▸ **Required task**:
Count every line that includes the string "JSON" in the entries that follow. Nothing besides the number is needed.

|---|

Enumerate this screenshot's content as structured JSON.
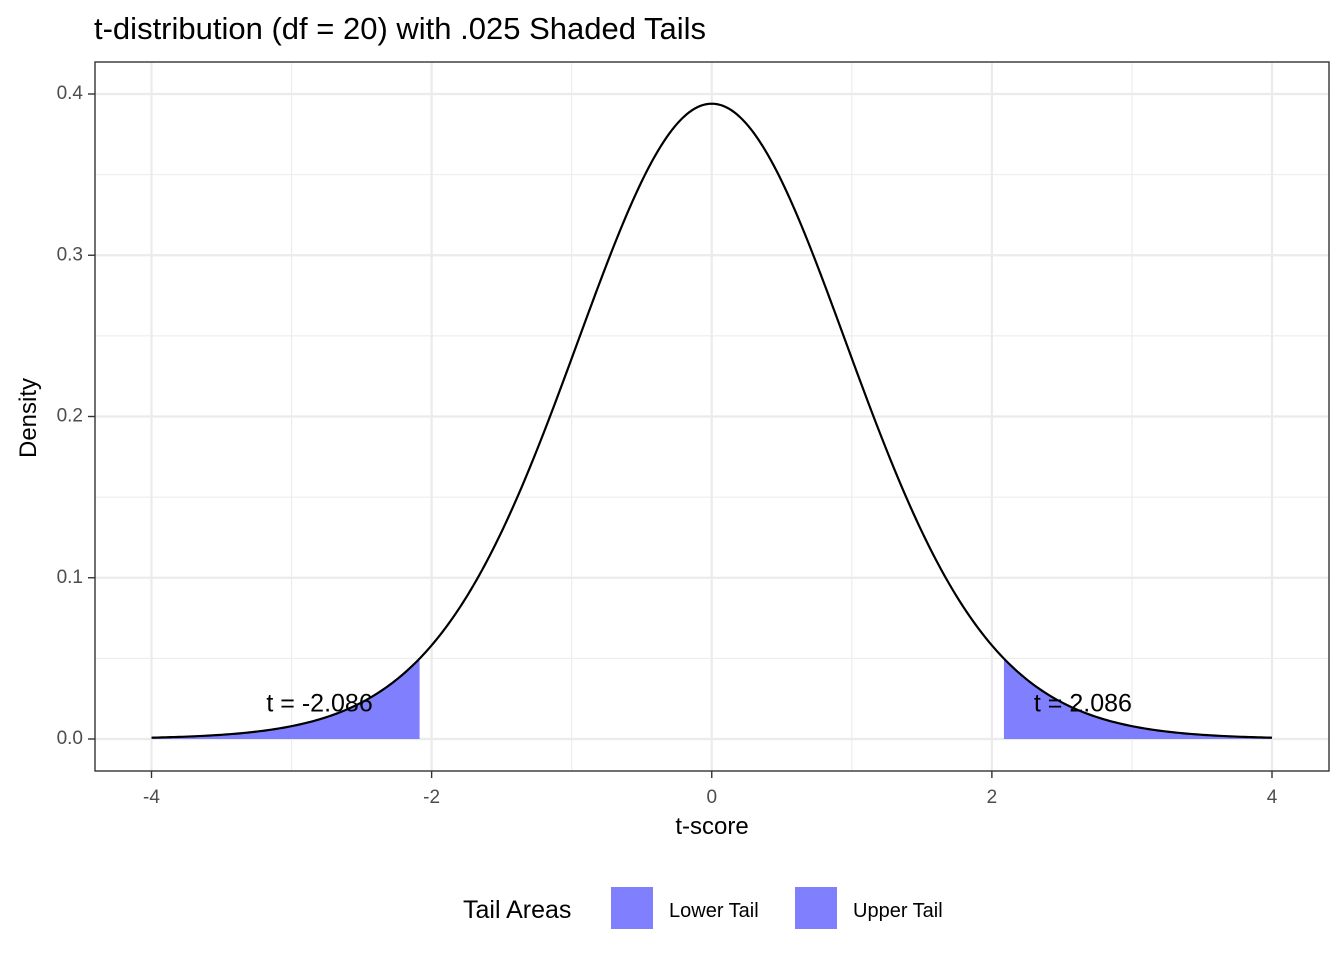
{
  "chart_data": {
    "type": "area",
    "title": "t-distribution (df = 20) with .025 Shaded Tails",
    "xlabel": "t-score",
    "ylabel": "Density",
    "df": 20,
    "xlim": [
      -4,
      4
    ],
    "ylim": [
      0,
      0.4
    ],
    "x_ticks": [
      -4,
      -2,
      0,
      2,
      4
    ],
    "y_ticks": [
      0.0,
      0.1,
      0.2,
      0.3,
      0.4
    ],
    "x_tick_labels": [
      "-4",
      "-2",
      "0",
      "2",
      "4"
    ],
    "y_tick_labels": [
      "0.0",
      "0.1",
      "0.2",
      "0.3",
      "0.4"
    ],
    "grid": true,
    "series": [
      {
        "name": "Lower Tail",
        "x_range": [
          -4,
          -2.086
        ],
        "color": "#8080ff"
      },
      {
        "name": "Upper Tail",
        "x_range": [
          2.086,
          4
        ],
        "color": "#8080ff"
      }
    ],
    "annotations": [
      {
        "x": -2.8,
        "y": 0.021,
        "text": "t = -2.086"
      },
      {
        "x": 2.65,
        "y": 0.021,
        "text": "t = 2.086"
      }
    ],
    "legend": {
      "title": "Tail Areas",
      "position": "bottom",
      "items": [
        "Lower Tail",
        "Upper Tail"
      ]
    },
    "colors": {
      "fill": "#8080ff",
      "curve": "#000000",
      "grid": "#ebebeb",
      "border": "#333333"
    }
  }
}
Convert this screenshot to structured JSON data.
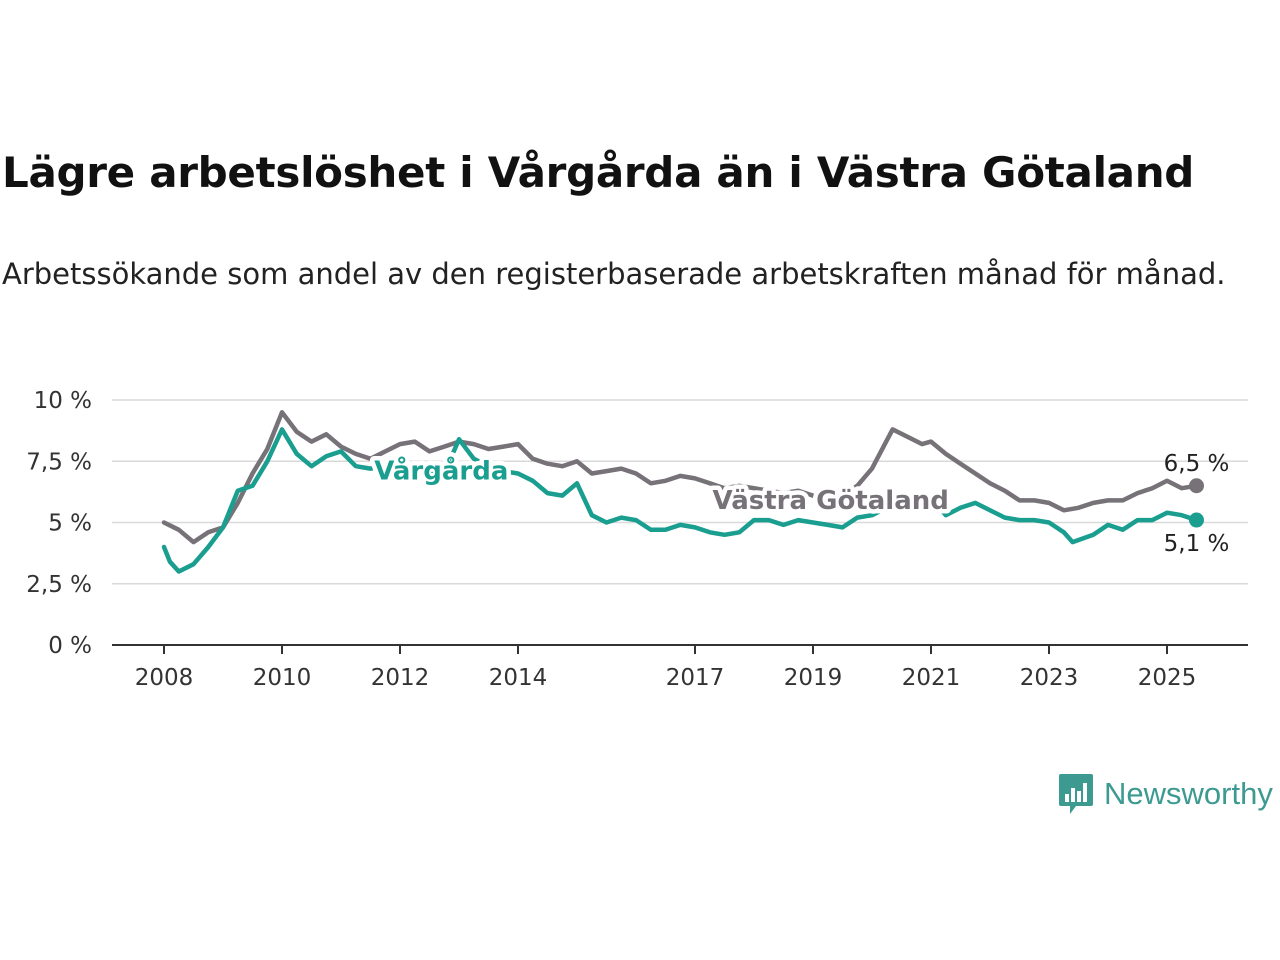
{
  "title": "Lägre arbetslöshet i Vårgårda än i Västra Götaland",
  "subtitle": "Arbetssökande som andel av den registerbaserade arbetskraften månad för månad.",
  "brand": {
    "name": "Newsworthy",
    "color": "#3d9a91",
    "icon": "newsworthy-chart-bubble-icon"
  },
  "chart_data": {
    "type": "line",
    "xlim": [
      2008,
      2025.8
    ],
    "ylim": [
      0,
      10
    ],
    "x_ticks": [
      "2008",
      "2010",
      "2012",
      "2014",
      "2017",
      "2019",
      "2021",
      "2023",
      "2025"
    ],
    "y_ticks": [
      "0 %",
      "2,5 %",
      "5 %",
      "7,5 %",
      "10 %"
    ],
    "grid": true,
    "series": [
      {
        "name": "Västra Götaland",
        "color": "#767278",
        "end_label": "6,5 %",
        "label_at": 2019.3,
        "points": [
          [
            2008,
            5.0
          ],
          [
            2008.25,
            4.7
          ],
          [
            2008.5,
            4.2
          ],
          [
            2008.75,
            4.6
          ],
          [
            2009,
            4.8
          ],
          [
            2009.25,
            5.8
          ],
          [
            2009.5,
            7.0
          ],
          [
            2009.75,
            8.0
          ],
          [
            2010,
            9.5
          ],
          [
            2010.25,
            8.7
          ],
          [
            2010.5,
            8.3
          ],
          [
            2010.75,
            8.6
          ],
          [
            2011,
            8.1
          ],
          [
            2011.25,
            7.8
          ],
          [
            2011.5,
            7.6
          ],
          [
            2011.75,
            7.9
          ],
          [
            2012,
            8.2
          ],
          [
            2012.25,
            8.3
          ],
          [
            2012.5,
            7.9
          ],
          [
            2012.75,
            8.1
          ],
          [
            2013,
            8.3
          ],
          [
            2013.25,
            8.2
          ],
          [
            2013.5,
            8.0
          ],
          [
            2013.75,
            8.1
          ],
          [
            2014,
            8.2
          ],
          [
            2014.25,
            7.6
          ],
          [
            2014.5,
            7.4
          ],
          [
            2014.75,
            7.3
          ],
          [
            2015,
            7.5
          ],
          [
            2015.25,
            7.0
          ],
          [
            2015.5,
            7.1
          ],
          [
            2015.75,
            7.2
          ],
          [
            2016,
            7.0
          ],
          [
            2016.25,
            6.6
          ],
          [
            2016.5,
            6.7
          ],
          [
            2016.75,
            6.9
          ],
          [
            2017,
            6.8
          ],
          [
            2017.25,
            6.6
          ],
          [
            2017.5,
            6.4
          ],
          [
            2017.75,
            6.5
          ],
          [
            2018,
            6.4
          ],
          [
            2018.25,
            6.3
          ],
          [
            2018.5,
            6.2
          ],
          [
            2018.75,
            6.3
          ],
          [
            2019,
            6.1
          ],
          [
            2019.25,
            6.0
          ],
          [
            2019.5,
            6.1
          ],
          [
            2019.75,
            6.5
          ],
          [
            2020,
            7.2
          ],
          [
            2020.35,
            8.8
          ],
          [
            2020.6,
            8.5
          ],
          [
            2020.85,
            8.2
          ],
          [
            2021,
            8.3
          ],
          [
            2021.25,
            7.8
          ],
          [
            2021.5,
            7.4
          ],
          [
            2021.75,
            7.0
          ],
          [
            2022,
            6.6
          ],
          [
            2022.25,
            6.3
          ],
          [
            2022.5,
            5.9
          ],
          [
            2022.75,
            5.9
          ],
          [
            2023,
            5.8
          ],
          [
            2023.25,
            5.5
          ],
          [
            2023.5,
            5.6
          ],
          [
            2023.75,
            5.8
          ],
          [
            2024,
            5.9
          ],
          [
            2024.25,
            5.9
          ],
          [
            2024.5,
            6.2
          ],
          [
            2024.75,
            6.4
          ],
          [
            2025,
            6.7
          ],
          [
            2025.25,
            6.4
          ],
          [
            2025.5,
            6.5
          ]
        ]
      },
      {
        "name": "Vårgårda",
        "color": "#1a9e8f",
        "end_label": "5,1 %",
        "label_at": 2012.7,
        "points": [
          [
            2008,
            4.0
          ],
          [
            2008.1,
            3.4
          ],
          [
            2008.25,
            3.0
          ],
          [
            2008.5,
            3.3
          ],
          [
            2008.75,
            4.0
          ],
          [
            2009,
            4.8
          ],
          [
            2009.25,
            6.3
          ],
          [
            2009.5,
            6.5
          ],
          [
            2009.75,
            7.5
          ],
          [
            2010,
            8.8
          ],
          [
            2010.25,
            7.8
          ],
          [
            2010.5,
            7.3
          ],
          [
            2010.75,
            7.7
          ],
          [
            2011,
            7.9
          ],
          [
            2011.25,
            7.3
          ],
          [
            2011.5,
            7.2
          ],
          [
            2011.75,
            7.3
          ],
          [
            2012,
            7.4
          ],
          [
            2012.25,
            7.3
          ],
          [
            2012.5,
            7.1
          ],
          [
            2012.75,
            7.0
          ],
          [
            2013,
            8.4
          ],
          [
            2013.25,
            7.6
          ],
          [
            2013.5,
            7.3
          ],
          [
            2013.75,
            7.1
          ],
          [
            2014,
            7.0
          ],
          [
            2014.25,
            6.7
          ],
          [
            2014.5,
            6.2
          ],
          [
            2014.75,
            6.1
          ],
          [
            2015,
            6.6
          ],
          [
            2015.25,
            5.3
          ],
          [
            2015.5,
            5.0
          ],
          [
            2015.75,
            5.2
          ],
          [
            2016,
            5.1
          ],
          [
            2016.25,
            4.7
          ],
          [
            2016.5,
            4.7
          ],
          [
            2016.75,
            4.9
          ],
          [
            2017,
            4.8
          ],
          [
            2017.25,
            4.6
          ],
          [
            2017.5,
            4.5
          ],
          [
            2017.75,
            4.6
          ],
          [
            2018,
            5.1
          ],
          [
            2018.25,
            5.1
          ],
          [
            2018.5,
            4.9
          ],
          [
            2018.75,
            5.1
          ],
          [
            2019,
            5.0
          ],
          [
            2019.25,
            4.9
          ],
          [
            2019.5,
            4.8
          ],
          [
            2019.75,
            5.2
          ],
          [
            2020,
            5.3
          ],
          [
            2020.25,
            5.6
          ],
          [
            2020.5,
            5.9
          ],
          [
            2020.75,
            6.1
          ],
          [
            2021,
            6.0
          ],
          [
            2021.25,
            5.3
          ],
          [
            2021.5,
            5.6
          ],
          [
            2021.75,
            5.8
          ],
          [
            2022,
            5.5
          ],
          [
            2022.25,
            5.2
          ],
          [
            2022.5,
            5.1
          ],
          [
            2022.75,
            5.1
          ],
          [
            2023,
            5.0
          ],
          [
            2023.25,
            4.6
          ],
          [
            2023.4,
            4.2
          ],
          [
            2023.75,
            4.5
          ],
          [
            2024,
            4.9
          ],
          [
            2024.25,
            4.7
          ],
          [
            2024.5,
            5.1
          ],
          [
            2024.75,
            5.1
          ],
          [
            2025,
            5.4
          ],
          [
            2025.25,
            5.3
          ],
          [
            2025.5,
            5.1
          ]
        ]
      }
    ]
  }
}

|---|

▸ **Correct response**:
2